**EXERCISE AIM**: In the data, extract each line that holds the string "Minimum".

• • • • •

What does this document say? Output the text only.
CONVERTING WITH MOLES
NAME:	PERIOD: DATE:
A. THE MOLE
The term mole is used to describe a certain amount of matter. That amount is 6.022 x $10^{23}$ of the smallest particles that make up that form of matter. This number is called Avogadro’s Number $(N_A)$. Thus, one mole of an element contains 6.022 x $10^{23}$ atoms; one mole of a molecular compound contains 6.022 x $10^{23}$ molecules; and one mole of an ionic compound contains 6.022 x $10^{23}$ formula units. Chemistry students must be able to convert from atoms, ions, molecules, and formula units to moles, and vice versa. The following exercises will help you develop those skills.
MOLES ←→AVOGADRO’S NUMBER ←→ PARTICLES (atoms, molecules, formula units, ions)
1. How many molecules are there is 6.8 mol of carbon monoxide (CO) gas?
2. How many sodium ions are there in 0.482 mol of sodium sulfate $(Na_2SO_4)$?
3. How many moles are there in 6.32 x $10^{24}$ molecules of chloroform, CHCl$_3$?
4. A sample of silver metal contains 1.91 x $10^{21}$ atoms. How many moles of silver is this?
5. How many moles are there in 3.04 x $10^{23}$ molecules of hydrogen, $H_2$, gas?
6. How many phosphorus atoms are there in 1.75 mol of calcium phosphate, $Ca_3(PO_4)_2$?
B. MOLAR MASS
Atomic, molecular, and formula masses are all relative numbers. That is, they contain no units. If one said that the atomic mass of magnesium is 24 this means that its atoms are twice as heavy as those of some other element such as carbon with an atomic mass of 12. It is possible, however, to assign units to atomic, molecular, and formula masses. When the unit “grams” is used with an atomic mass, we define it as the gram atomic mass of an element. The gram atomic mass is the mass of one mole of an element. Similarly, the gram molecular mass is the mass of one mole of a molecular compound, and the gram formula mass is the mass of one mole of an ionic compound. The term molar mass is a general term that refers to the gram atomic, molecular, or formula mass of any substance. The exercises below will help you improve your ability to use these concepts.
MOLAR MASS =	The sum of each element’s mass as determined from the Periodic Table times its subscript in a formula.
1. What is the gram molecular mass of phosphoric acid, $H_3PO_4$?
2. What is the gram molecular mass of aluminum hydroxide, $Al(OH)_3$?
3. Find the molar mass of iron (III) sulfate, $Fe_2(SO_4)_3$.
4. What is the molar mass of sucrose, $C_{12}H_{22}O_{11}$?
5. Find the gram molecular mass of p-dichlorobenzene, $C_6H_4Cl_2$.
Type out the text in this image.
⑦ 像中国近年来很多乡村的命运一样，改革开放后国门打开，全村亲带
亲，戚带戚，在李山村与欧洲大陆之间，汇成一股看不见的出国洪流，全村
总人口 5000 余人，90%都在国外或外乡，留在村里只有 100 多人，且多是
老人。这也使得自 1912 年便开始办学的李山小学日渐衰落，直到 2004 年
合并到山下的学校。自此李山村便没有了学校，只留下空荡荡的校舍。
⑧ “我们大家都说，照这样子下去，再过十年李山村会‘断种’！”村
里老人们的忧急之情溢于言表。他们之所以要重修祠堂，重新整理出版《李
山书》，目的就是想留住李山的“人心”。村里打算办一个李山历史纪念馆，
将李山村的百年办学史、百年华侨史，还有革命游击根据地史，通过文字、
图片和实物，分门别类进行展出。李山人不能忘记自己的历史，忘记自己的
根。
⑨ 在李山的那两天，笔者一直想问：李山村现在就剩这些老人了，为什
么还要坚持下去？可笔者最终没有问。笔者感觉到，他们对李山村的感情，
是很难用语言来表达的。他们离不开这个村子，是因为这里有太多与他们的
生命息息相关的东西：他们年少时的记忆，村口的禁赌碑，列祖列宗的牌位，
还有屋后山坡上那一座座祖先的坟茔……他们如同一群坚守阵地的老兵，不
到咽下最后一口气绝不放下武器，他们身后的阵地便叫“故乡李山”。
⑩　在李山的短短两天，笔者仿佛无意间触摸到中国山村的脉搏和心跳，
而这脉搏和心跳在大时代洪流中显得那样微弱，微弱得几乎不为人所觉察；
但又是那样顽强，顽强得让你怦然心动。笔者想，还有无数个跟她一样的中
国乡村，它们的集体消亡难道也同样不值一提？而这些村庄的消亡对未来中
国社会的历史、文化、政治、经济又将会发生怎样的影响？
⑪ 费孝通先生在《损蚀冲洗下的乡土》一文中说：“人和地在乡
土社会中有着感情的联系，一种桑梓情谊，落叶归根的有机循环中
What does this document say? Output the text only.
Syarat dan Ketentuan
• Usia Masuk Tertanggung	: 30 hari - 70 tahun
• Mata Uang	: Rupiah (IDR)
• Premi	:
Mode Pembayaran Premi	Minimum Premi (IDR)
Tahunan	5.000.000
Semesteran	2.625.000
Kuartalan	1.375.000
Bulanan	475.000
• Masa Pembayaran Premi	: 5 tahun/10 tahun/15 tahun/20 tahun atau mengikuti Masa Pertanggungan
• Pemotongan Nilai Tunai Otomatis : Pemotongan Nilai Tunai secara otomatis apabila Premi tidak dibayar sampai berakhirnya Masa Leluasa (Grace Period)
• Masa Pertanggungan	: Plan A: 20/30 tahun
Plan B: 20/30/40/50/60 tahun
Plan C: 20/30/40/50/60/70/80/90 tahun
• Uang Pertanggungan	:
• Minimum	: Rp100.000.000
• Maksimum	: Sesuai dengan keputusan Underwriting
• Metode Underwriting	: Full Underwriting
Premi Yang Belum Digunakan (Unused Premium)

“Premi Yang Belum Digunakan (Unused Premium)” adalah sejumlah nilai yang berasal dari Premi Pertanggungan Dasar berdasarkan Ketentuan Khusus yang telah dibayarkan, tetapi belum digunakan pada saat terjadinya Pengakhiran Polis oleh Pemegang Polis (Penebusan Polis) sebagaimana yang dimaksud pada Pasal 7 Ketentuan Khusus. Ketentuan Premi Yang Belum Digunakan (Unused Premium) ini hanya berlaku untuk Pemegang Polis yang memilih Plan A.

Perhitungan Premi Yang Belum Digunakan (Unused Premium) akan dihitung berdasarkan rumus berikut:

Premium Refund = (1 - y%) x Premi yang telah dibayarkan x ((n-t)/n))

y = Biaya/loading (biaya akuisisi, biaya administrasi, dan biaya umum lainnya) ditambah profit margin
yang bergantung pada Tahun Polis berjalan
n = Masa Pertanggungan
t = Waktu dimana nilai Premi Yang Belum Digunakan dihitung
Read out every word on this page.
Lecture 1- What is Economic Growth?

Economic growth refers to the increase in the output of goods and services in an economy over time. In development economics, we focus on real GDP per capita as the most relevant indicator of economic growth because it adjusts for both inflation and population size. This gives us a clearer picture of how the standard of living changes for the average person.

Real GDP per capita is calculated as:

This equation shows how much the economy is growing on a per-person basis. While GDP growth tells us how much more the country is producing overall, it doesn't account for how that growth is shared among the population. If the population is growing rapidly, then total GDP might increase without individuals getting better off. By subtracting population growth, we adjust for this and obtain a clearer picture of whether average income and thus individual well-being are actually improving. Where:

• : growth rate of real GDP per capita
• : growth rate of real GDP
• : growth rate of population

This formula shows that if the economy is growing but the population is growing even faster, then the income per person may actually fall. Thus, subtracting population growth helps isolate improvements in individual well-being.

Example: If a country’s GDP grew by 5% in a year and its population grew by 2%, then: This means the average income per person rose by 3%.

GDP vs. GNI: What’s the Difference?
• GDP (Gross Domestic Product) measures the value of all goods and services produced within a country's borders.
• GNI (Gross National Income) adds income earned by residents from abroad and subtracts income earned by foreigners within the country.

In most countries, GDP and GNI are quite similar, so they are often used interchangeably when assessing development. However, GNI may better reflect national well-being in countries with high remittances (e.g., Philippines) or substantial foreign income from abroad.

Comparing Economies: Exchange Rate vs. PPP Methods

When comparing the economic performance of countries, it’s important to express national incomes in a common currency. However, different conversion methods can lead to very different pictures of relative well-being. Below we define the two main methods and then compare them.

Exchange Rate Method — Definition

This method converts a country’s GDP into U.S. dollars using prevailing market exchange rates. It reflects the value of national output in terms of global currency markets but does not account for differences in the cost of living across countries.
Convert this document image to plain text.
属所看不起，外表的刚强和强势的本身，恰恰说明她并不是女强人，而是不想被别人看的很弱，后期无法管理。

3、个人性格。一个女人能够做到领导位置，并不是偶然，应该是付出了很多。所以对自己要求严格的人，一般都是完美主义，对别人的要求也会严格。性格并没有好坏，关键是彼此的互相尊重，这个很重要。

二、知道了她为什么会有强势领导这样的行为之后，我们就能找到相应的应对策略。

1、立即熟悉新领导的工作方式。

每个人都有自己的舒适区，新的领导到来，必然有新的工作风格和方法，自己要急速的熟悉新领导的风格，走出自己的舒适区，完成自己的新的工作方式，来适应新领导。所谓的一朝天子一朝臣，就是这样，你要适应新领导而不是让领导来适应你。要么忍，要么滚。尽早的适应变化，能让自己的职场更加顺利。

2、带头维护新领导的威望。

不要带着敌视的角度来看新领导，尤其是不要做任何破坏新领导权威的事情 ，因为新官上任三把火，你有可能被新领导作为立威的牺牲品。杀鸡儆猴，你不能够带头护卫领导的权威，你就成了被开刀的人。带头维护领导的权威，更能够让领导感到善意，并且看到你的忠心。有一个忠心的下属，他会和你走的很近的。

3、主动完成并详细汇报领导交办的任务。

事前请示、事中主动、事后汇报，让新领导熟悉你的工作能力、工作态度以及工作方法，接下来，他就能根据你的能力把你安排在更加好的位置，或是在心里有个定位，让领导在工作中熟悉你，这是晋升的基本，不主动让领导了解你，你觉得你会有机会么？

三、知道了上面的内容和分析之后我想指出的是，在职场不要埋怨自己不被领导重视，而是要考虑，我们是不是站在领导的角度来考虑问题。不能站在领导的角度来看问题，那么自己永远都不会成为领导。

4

• • • • •

**RESULT FOR THIS EXERCISE**:
Mode Pembayaran Premi	Minimum Premi (IDR)
• Minimum	: Rp100.000.000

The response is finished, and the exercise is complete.